[PROBLEM DESCRIPTION] Every entry needs to be reproduced exactly.

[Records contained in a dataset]
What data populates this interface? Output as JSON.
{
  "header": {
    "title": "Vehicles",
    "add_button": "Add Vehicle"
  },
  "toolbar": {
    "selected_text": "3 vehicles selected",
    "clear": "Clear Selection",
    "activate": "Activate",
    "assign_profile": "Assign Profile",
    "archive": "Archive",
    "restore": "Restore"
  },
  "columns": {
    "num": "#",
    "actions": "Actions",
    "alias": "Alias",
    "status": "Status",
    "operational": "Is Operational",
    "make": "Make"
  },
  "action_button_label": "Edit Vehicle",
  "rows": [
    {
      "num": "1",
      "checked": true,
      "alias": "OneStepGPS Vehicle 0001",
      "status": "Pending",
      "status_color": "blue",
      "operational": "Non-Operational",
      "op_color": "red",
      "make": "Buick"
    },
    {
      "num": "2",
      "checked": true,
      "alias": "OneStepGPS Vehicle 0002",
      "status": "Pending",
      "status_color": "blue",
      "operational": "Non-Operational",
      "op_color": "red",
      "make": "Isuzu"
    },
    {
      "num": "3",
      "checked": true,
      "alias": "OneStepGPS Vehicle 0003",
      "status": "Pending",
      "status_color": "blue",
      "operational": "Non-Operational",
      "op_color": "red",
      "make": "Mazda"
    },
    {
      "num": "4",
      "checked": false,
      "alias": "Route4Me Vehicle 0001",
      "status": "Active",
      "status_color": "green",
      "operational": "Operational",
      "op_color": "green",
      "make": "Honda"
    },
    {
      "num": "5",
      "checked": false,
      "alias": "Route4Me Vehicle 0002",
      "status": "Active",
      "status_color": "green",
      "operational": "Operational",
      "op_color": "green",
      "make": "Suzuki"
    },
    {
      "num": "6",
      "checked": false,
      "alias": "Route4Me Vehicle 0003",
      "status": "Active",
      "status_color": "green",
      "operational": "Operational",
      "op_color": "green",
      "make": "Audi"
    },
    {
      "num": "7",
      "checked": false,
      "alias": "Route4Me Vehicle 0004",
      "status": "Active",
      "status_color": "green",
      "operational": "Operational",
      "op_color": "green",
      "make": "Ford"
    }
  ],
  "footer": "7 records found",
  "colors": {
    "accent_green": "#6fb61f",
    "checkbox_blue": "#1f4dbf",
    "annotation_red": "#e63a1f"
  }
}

[TASK ANSWER]
What data populates this interface? Output as JSON.
{
  "header": {
    "title": "Vehicles",
    "add_button": "Add Vehicle"
  },
  "toolbar": {
    "selected_text": "3 vehicles selected",
    "clear": "Clear Selection",
    "activate": "Activate",
    "assign_profile": "Assign Profile",
    "archive": "Archive",
    "restore": "Restore"
  },
  "columns": {
    "num": "#",
    "actions": "Actions",
    "alias": "Alias",
    "status": "Status",
    "operational": "Is Operational",
    "make": "Make"
  },
  "action_button_label": "Edit Vehicle",
  "rows": [
    {
      "num": "1",
      "checked": true,
      "alias": "OneStepGPS Vehicle 0001",
      "status": "Pending",
      "status_color": "blue",
      "operational": "Non-Operational",
      "op_color": "red",
      "make": "Buick"
    },
    {
      "num": "2",
      "checked": true,
      "alias": "OneStepGPS Vehicle 0002",
      "status": "Pending",
      "status_color": "blue",
      "operational": "Non-Operational",
      "op_color": "red",
      "make": "Isuzu"
    },
    {
      "num": "3",
      "checked": true,
      "alias": "OneStepGPS Vehicle 0003",
      "status": "Pending",
      "status_color": "blue",
      "operational": "Non-Operational",
      "op_color": "red",
      "make": "Mazda"
    },
    {
      "num": "4",
      "checked": false,
      "alias": "Route4Me Vehicle 0001",
      "status": "Active",
      "status_color": "green",
      "operational": "Operational",
      "op_color": "green",
      "make": "Honda"
    },
    {
      "num": "5",
      "checked": false,
      "alias": "Route4Me Vehicle 0002",
      "status": "Active",
      "status_color": "green",
      "operational": "Operational",
      "op_color": "green",
      "make": "Suzuki"
    },
    {
      "num": "6",
      "checked": false,
      "alias": "Route4Me Vehicle 0003",
      "status": "Active",
      "status_color": "green",
      "operational": "Operational",
      "op_color": "green",
      "make": "Audi"
    },
    {
      "num": "7",
      "checked": false,
      "alias": "Route4Me Vehicle 0004",
      "status": "Active",
      "status_color": "green",
      "operational": "Operational",
      "op_color": "green",
      "make": "Ford"
    }
  ],
  "footer": "7 records found",
  "colors": {
    "accent_green": "#6fb61f",
    "checkbox_blue": "#1f4dbf",
    "annotation_red": "#e63a1f"
  }
}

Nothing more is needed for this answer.